Stored data
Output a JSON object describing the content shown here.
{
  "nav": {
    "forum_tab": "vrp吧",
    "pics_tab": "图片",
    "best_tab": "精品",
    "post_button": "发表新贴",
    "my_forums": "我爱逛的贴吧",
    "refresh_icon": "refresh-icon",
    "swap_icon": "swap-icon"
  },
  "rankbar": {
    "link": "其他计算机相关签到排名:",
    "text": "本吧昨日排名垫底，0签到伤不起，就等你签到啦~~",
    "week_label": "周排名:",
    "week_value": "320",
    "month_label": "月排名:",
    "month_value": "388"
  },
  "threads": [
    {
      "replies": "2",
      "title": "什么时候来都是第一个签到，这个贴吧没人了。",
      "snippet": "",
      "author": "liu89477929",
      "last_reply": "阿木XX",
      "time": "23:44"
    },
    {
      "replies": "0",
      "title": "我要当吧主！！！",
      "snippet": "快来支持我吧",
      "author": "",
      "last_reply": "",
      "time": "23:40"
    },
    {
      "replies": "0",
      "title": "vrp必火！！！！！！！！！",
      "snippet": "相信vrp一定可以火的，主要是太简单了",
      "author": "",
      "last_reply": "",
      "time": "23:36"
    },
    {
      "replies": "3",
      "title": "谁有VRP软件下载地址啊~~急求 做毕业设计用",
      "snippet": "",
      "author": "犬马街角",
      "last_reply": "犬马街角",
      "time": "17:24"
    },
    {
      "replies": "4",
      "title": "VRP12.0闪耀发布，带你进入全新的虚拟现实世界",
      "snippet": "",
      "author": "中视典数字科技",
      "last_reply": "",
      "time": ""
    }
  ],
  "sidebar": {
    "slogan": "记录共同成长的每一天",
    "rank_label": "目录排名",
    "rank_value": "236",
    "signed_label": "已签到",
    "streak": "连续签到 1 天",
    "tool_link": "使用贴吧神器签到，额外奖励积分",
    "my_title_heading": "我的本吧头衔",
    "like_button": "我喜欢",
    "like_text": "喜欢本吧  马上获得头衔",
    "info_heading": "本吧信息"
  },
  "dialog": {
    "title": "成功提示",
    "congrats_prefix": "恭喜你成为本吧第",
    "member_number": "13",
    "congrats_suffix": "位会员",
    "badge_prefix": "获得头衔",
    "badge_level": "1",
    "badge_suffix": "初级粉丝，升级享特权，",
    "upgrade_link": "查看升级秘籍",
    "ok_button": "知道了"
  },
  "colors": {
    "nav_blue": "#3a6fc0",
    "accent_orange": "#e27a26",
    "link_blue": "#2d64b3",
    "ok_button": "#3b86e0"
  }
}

### PROBLEM TO WORK ON
Copy out every line with the word "icon".

### ANSWER FOR THIS EXERCISE
    "refresh_icon": "refresh-icon",
    "swap_icon": "swap-icon"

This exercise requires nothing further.